» **What you are asked to do**
Type out every line below exactly as it reads.

» **Provided records**
↓

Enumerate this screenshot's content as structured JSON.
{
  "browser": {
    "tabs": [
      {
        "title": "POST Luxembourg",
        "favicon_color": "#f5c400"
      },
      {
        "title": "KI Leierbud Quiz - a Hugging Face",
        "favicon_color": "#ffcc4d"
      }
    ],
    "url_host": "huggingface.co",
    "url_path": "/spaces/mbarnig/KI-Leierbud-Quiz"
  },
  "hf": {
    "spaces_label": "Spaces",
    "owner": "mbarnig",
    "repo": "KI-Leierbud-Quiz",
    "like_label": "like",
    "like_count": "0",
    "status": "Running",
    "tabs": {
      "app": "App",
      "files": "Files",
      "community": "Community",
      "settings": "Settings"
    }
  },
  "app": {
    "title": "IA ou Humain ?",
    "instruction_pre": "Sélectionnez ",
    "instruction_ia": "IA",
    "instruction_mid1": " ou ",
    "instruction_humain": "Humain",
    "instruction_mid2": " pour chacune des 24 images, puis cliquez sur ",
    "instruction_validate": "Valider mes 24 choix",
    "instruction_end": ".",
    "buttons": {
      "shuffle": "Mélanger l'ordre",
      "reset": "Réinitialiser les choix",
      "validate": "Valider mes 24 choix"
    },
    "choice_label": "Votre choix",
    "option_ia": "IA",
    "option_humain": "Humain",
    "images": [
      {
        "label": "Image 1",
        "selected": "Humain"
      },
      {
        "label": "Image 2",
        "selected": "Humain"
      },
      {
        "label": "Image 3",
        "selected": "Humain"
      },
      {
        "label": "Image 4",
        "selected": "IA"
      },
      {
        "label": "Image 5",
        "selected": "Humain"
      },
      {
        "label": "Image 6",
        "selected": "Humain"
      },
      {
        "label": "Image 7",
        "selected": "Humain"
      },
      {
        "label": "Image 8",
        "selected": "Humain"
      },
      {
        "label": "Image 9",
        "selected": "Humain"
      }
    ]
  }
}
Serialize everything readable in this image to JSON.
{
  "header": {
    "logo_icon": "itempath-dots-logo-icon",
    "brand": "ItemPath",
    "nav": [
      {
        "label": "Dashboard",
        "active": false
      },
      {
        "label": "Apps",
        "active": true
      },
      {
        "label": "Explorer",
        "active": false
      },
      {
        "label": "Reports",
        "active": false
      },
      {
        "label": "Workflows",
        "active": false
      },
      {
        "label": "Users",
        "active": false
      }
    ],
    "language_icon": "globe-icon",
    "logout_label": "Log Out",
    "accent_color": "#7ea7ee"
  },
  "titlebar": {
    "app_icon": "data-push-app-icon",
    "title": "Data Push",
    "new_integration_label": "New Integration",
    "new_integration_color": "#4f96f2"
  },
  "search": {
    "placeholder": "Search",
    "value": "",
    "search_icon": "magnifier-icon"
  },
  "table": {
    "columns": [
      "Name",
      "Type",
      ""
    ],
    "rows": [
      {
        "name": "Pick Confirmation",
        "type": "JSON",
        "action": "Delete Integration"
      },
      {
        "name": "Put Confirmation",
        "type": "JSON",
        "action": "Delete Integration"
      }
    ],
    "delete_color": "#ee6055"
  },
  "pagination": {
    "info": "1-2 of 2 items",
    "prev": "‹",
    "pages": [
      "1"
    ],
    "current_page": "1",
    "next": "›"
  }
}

↑

» **Complete answer**
Enumerate this screenshot's content as structured JSON.
{
  "browser": {
    "tabs": [
      {
        "title": "POST Luxembourg",
        "favicon_color": "#f5c400"
      },
      {
        "title": "KI Leierbud Quiz - a Hugging Face",
        "favicon_color": "#ffcc4d"
      }
    ],
    "url_host": "huggingface.co",
    "url_path": "/spaces/mbarnig/KI-Leierbud-Quiz"
  },
  "hf": {
    "spaces_label": "Spaces",
    "owner": "mbarnig",
    "repo": "KI-Leierbud-Quiz",
    "like_label": "like",
    "like_count": "0",
    "status": "Running",
    "tabs": {
      "app": "App",
      "files": "Files",
      "community": "Community",
      "settings": "Settings"
    }
  },
  "app": {
    "title": "IA ou Humain ?",
    "instruction_pre": "Sélectionnez ",
    "instruction_ia": "IA",
    "instruction_mid1": " ou ",
    "instruction_humain": "Humain",
    "instruction_mid2": " pour chacune des 24 images, puis cliquez sur ",
    "instruction_validate": "Valider mes 24 choix",
    "instruction_end": ".",
    "buttons": {
      "shuffle": "Mélanger l'ordre",
      "reset": "Réinitialiser les choix",
      "validate": "Valider mes 24 choix"
    },
    "choice_label": "Votre choix",
    "option_ia": "IA",
    "option_humain": "Humain",
    "images": [
      {
        "label": "Image 1",
        "selected": "Humain"
      },
      {
        "label": "Image 2",
        "selected": "Humain"
      },
      {
        "label": "Image 3",
        "selected": "Humain"
      },
      {
        "label": "Image 4",
        "selected": "IA"
      },
      {
        "label": "Image 5",
        "selected": "Humain"
      },
      {
        "label": "Image 6",
        "selected": "Humain"
      },
      {
        "label": "Image 7",
        "selected": "Humain"
      },
      {
        "label": "Image 8",
        "selected": "Humain"
      },
      {
        "label": "Image 9",
        "selected": "Humain"
      }
    ]
  }
}
Serialize everything readable in this image to JSON.
{
  "header": {
    "logo_icon": "itempath-dots-logo-icon",
    "brand": "ItemPath",
    "nav": [
      {
        "label": "Dashboard",
        "active": false
      },
      {
        "label": "Apps",
        "active": true
      },
      {
        "label": "Explorer",
        "active": false
      },
      {
        "label": "Reports",
        "active": false
      },
      {
        "label": "Workflows",
        "active": false
      },
      {
        "label": "Users",
        "active": false
      }
    ],
    "language_icon": "globe-icon",
    "logout_label": "Log Out",
    "accent_color": "#7ea7ee"
  },
  "titlebar": {
    "app_icon": "data-push-app-icon",
    "title": "Data Push",
    "new_integration_label": "New Integration",
    "new_integration_color": "#4f96f2"
  },
  "search": {
    "placeholder": "Search",
    "value": "",
    "search_icon": "magnifier-icon"
  },
  "table": {
    "columns": [
      "Name",
      "Type",
      ""
    ],
    "rows": [
      {
        "name": "Pick Confirmation",
        "type": "JSON",
        "action": "Delete Integration"
      },
      {
        "name": "Put Confirmation",
        "type": "JSON",
        "action": "Delete Integration"
      }
    ],
    "delete_color": "#ee6055"
  },
  "pagination": {
    "info": "1-2 of 2 items",
    "prev": "‹",
    "pages": [
      "1"
    ],
    "current_page": "1",
    "next": "›"
  }
}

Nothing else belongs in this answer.